• _THE PROBLEM_
Skip every picture, and output exactly the lines starting at the one with "Parse this screenshot: output" and running through the last line of the material below.

+++++

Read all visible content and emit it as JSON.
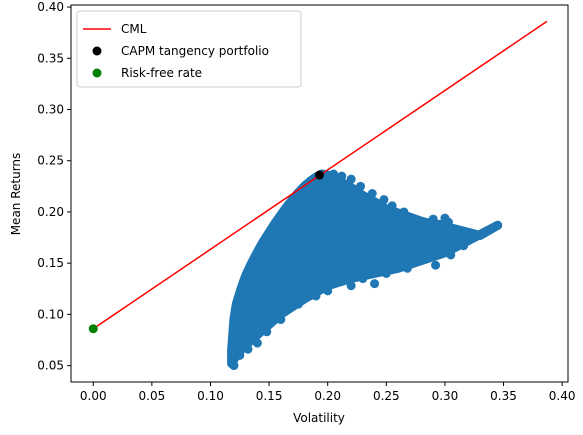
{
  "chart_data": {
    "type": "scatter",
    "xlabel": "Volatility",
    "ylabel": "Mean Returns",
    "xlim": [
      -0.019,
      0.405
    ],
    "ylim": [
      0.034,
      0.402
    ],
    "xticks": [
      "0.00",
      "0.05",
      "0.10",
      "0.15",
      "0.20",
      "0.25",
      "0.30",
      "0.35",
      "0.40"
    ],
    "yticks": [
      "0.05",
      "0.10",
      "0.15",
      "0.20",
      "0.25",
      "0.30",
      "0.35",
      "0.40"
    ],
    "grid": false,
    "legend_position": "top-left",
    "series": [
      {
        "name": "CML",
        "kind": "line",
        "color": "#ff0000",
        "x": [
          0.0,
          0.387
        ],
        "y": [
          0.086,
          0.386
        ]
      },
      {
        "name": "CAPM tangency portfolio",
        "kind": "point",
        "color": "#000000",
        "x": [
          0.193
        ],
        "y": [
          0.236
        ]
      },
      {
        "name": "Risk-free rate",
        "kind": "point",
        "color": "#008000",
        "x": [
          0.0
        ],
        "y": [
          0.086
        ]
      },
      {
        "kind": "scatter",
        "color": "#1f77b4",
        "boundary": {
          "x": [
            0.118,
            0.12,
            0.122,
            0.126,
            0.13,
            0.135,
            0.14,
            0.145,
            0.15,
            0.155,
            0.16,
            0.165,
            0.17,
            0.175,
            0.18,
            0.185,
            0.19,
            0.195,
            0.2,
            0.205,
            0.21,
            0.22,
            0.23,
            0.24,
            0.25,
            0.26,
            0.27,
            0.28,
            0.29,
            0.3,
            0.31,
            0.32,
            0.33,
            0.345,
            0.3,
            0.26,
            0.24,
            0.22,
            0.2,
            0.18,
            0.16,
            0.145,
            0.135,
            0.128,
            0.122,
            0.118
          ],
          "y": [
            0.065,
            0.095,
            0.11,
            0.125,
            0.138,
            0.15,
            0.161,
            0.171,
            0.18,
            0.189,
            0.197,
            0.205,
            0.212,
            0.219,
            0.225,
            0.23,
            0.234,
            0.237,
            0.236,
            0.233,
            0.23,
            0.224,
            0.216,
            0.21,
            0.203,
            0.199,
            0.195,
            0.191,
            0.188,
            0.186,
            0.183,
            0.18,
            0.177,
            0.187,
            0.16,
            0.145,
            0.14,
            0.135,
            0.128,
            0.115,
            0.1,
            0.085,
            0.075,
            0.068,
            0.06,
            0.052
          ]
        },
        "points": [
          {
            "x": 0.12,
            "y": 0.05
          },
          {
            "x": 0.345,
            "y": 0.187
          },
          {
            "x": 0.32,
            "y": 0.177
          },
          {
            "x": 0.316,
            "y": 0.167
          },
          {
            "x": 0.31,
            "y": 0.182
          },
          {
            "x": 0.303,
            "y": 0.19
          },
          {
            "x": 0.3,
            "y": 0.194
          },
          {
            "x": 0.29,
            "y": 0.193
          },
          {
            "x": 0.295,
            "y": 0.188
          },
          {
            "x": 0.286,
            "y": 0.185
          },
          {
            "x": 0.29,
            "y": 0.175
          },
          {
            "x": 0.297,
            "y": 0.172
          },
          {
            "x": 0.29,
            "y": 0.16
          },
          {
            "x": 0.3,
            "y": 0.165
          },
          {
            "x": 0.305,
            "y": 0.158
          },
          {
            "x": 0.292,
            "y": 0.148
          },
          {
            "x": 0.28,
            "y": 0.155
          },
          {
            "x": 0.27,
            "y": 0.18
          },
          {
            "x": 0.265,
            "y": 0.2
          },
          {
            "x": 0.255,
            "y": 0.206
          },
          {
            "x": 0.248,
            "y": 0.212
          },
          {
            "x": 0.238,
            "y": 0.218
          },
          {
            "x": 0.228,
            "y": 0.225
          },
          {
            "x": 0.22,
            "y": 0.232
          },
          {
            "x": 0.212,
            "y": 0.235
          },
          {
            "x": 0.205,
            "y": 0.237
          },
          {
            "x": 0.26,
            "y": 0.16
          },
          {
            "x": 0.268,
            "y": 0.145
          },
          {
            "x": 0.25,
            "y": 0.14
          },
          {
            "x": 0.24,
            "y": 0.13
          },
          {
            "x": 0.23,
            "y": 0.135
          },
          {
            "x": 0.22,
            "y": 0.128
          },
          {
            "x": 0.2,
            "y": 0.123
          },
          {
            "x": 0.19,
            "y": 0.118
          },
          {
            "x": 0.175,
            "y": 0.11
          },
          {
            "x": 0.16,
            "y": 0.095
          },
          {
            "x": 0.148,
            "y": 0.083
          },
          {
            "x": 0.14,
            "y": 0.072
          },
          {
            "x": 0.132,
            "y": 0.066
          },
          {
            "x": 0.125,
            "y": 0.06
          }
        ]
      }
    ]
  }
}
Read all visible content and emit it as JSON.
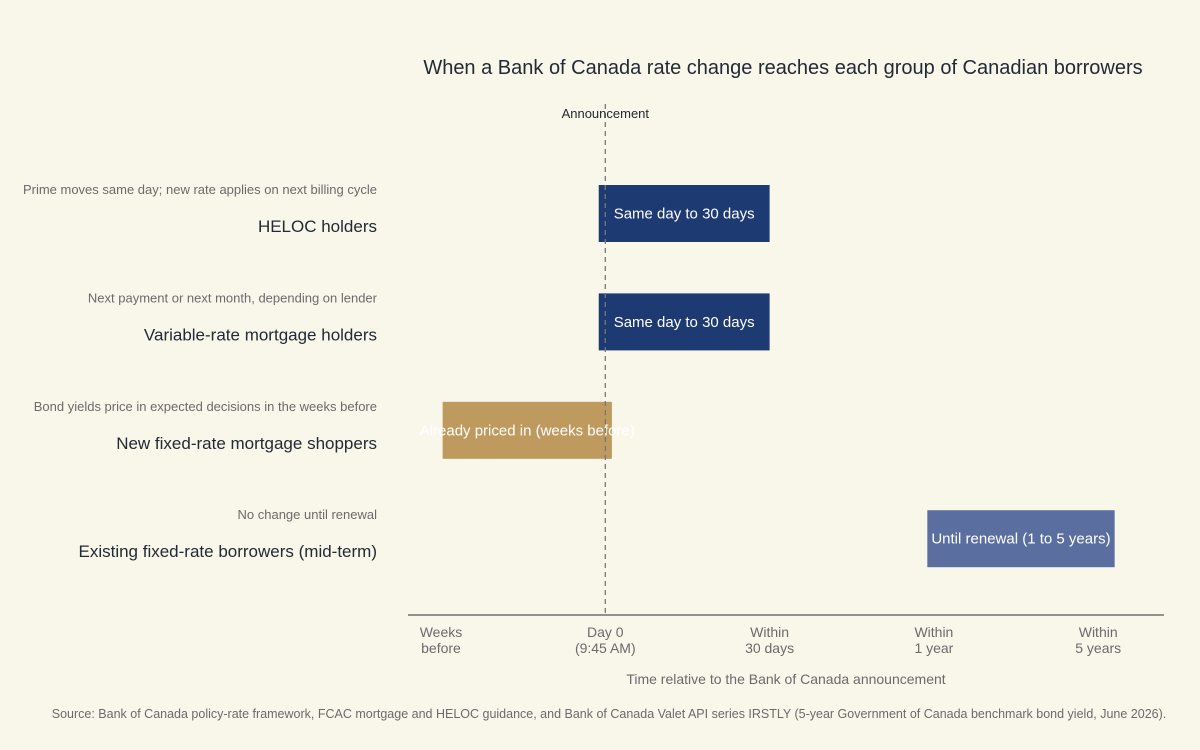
{
  "chart_data": {
    "type": "bar",
    "orientation": "horizontal",
    "title": "When a Bank of Canada rate change reaches each group of Canadian borrowers",
    "xlabel": "Time relative to the Bank of Canada announcement",
    "x_ticks": [
      {
        "value": 0,
        "lines": [
          "Weeks",
          "before"
        ]
      },
      {
        "value": 1,
        "lines": [
          "Day 0",
          "(9:45 AM)"
        ]
      },
      {
        "value": 2,
        "lines": [
          "Within",
          "30 days"
        ]
      },
      {
        "value": 3,
        "lines": [
          "Within",
          "1 year"
        ]
      },
      {
        "value": 4,
        "lines": [
          "Within",
          "5 years"
        ]
      }
    ],
    "xlim": [
      -0.2,
      4.4
    ],
    "annotation": {
      "label": "Announcement",
      "x": 1
    },
    "categories": [
      {
        "name": "HELOC holders",
        "note": "Prime moves same day; new rate applies on next billing cycle",
        "start": 0.96,
        "end": 2.0,
        "label": "Same day to 30 days",
        "color": "#1e3a72"
      },
      {
        "name": "Variable-rate mortgage holders",
        "note": "Next payment or next month, depending on lender",
        "start": 0.96,
        "end": 2.0,
        "label": "Same day to 30 days",
        "color": "#1e3a72"
      },
      {
        "name": "New fixed-rate mortgage shoppers",
        "note": "Bond yields price in expected decisions in the weeks before",
        "start": 0.01,
        "end": 1.04,
        "label": "Already priced in (weeks before)",
        "color": "#be9a5f"
      },
      {
        "name": "Existing fixed-rate borrowers (mid-term)",
        "note": "No change until renewal",
        "start": 2.96,
        "end": 4.1,
        "label": "Until renewal (1 to 5 years)",
        "color": "#5a6fa0"
      }
    ],
    "source": "Source: Bank of Canada policy-rate framework, FCAC mortgage and HELOC guidance, and Bank of Canada Valet API series IRSTLY (5-year Government of Canada benchmark bond yield, June 2026)."
  }
}
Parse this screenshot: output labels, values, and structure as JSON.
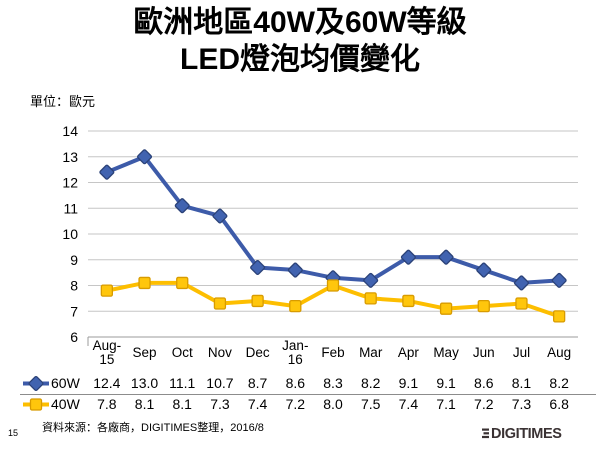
{
  "title": {
    "line1": "歐洲地區40W及60W等級",
    "line2": "LED燈泡均價變化"
  },
  "unit_label": "單位：歐元",
  "chart_data": {
    "type": "line",
    "title": "歐洲地區40W及60W等級LED燈泡均價變化",
    "ylabel": "歐元",
    "xlabel": "",
    "ylim": [
      6,
      14
    ],
    "ytick_step": 1,
    "grid": true,
    "legend_position": "data-table-left",
    "categories": [
      "Aug-\n15",
      "Sep",
      "Oct",
      "Nov",
      "Dec",
      "Jan-\n16",
      "Feb",
      "Mar",
      "Apr",
      "May",
      "Jun",
      "Jul",
      "Aug"
    ],
    "series": [
      {
        "name": "60W",
        "marker": "diamond",
        "values": [
          12.4,
          13.0,
          11.1,
          10.7,
          8.7,
          8.6,
          8.3,
          8.2,
          9.1,
          9.1,
          8.6,
          8.1,
          8.2
        ]
      },
      {
        "name": "40W",
        "marker": "square",
        "values": [
          7.8,
          8.1,
          8.1,
          7.3,
          7.4,
          7.2,
          8.0,
          7.5,
          7.4,
          7.1,
          7.2,
          7.3,
          6.8
        ]
      }
    ]
  },
  "colors": {
    "blue_line": "#3D5BA9",
    "blue_fill": "#4163B0",
    "blue_stroke": "#2B4278",
    "yellow_line": "#FDBE00",
    "yellow_fill": "#FFC60C",
    "yellow_stroke": "#D89B00",
    "gridline": "#C6C6C6",
    "axis": "#9B9B9B",
    "separator": "#8C8C8C",
    "text": "#000000",
    "logo": "#3A3233"
  },
  "footer": {
    "page_number": "15",
    "source": "資料來源：各廠商，DIGITIMES整理，2016/8",
    "logo_text": "DIGITIMES"
  }
}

+++++

• _THE SOLUTION_
Parse this screenshot: output labels, values, and structure as JSON.
{
  "title": {
    "line1": "歐洲地區40W及60W等級",
    "line2": "LED燈泡均價變化"
  },
  "unit_label": "單位：歐元",
  "chart_data": {
    "type": "line",
    "title": "歐洲地區40W及60W等級LED燈泡均價變化",
    "ylabel": "歐元",
    "xlabel": "",
    "ylim": [
      6,
      14
    ],
    "ytick_step": 1,
    "grid": true,
    "legend_position": "data-table-left",
    "categories": [
      "Aug-\n15",
      "Sep",
      "Oct",
      "Nov",
      "Dec",
      "Jan-\n16",
      "Feb",
      "Mar",
      "Apr",
      "May",
      "Jun",
      "Jul",
      "Aug"
    ],
    "series": [
      {
        "name": "60W",
        "marker": "diamond",
        "values": [
          12.4,
          13.0,
          11.1,
          10.7,
          8.7,
          8.6,
          8.3,
          8.2,
          9.1,
          9.1,
          8.6,
          8.1,
          8.2
        ]
      },
      {
        "name": "40W",
        "marker": "square",
        "values": [
          7.8,
          8.1,
          8.1,
          7.3,
          7.4,
          7.2,
          8.0,
          7.5,
          7.4,
          7.1,
          7.2,
          7.3,
          6.8
        ]
      }
    ]
  },
  "colors": {
    "blue_line": "#3D5BA9",
    "blue_fill": "#4163B0",
    "blue_stroke": "#2B4278",
    "yellow_line": "#FDBE00",
    "yellow_fill": "#FFC60C",
    "yellow_stroke": "#D89B00",
    "gridline": "#C6C6C6",
    "axis": "#9B9B9B",
    "separator": "#8C8C8C",
    "text": "#000000",
    "logo": "#3A3233"
  },
  "footer": {
    "page_number": "15",
    "source": "資料來源：各廠商，DIGITIMES整理，2016/8",
    "logo_text": "DIGITIMES"
  }
}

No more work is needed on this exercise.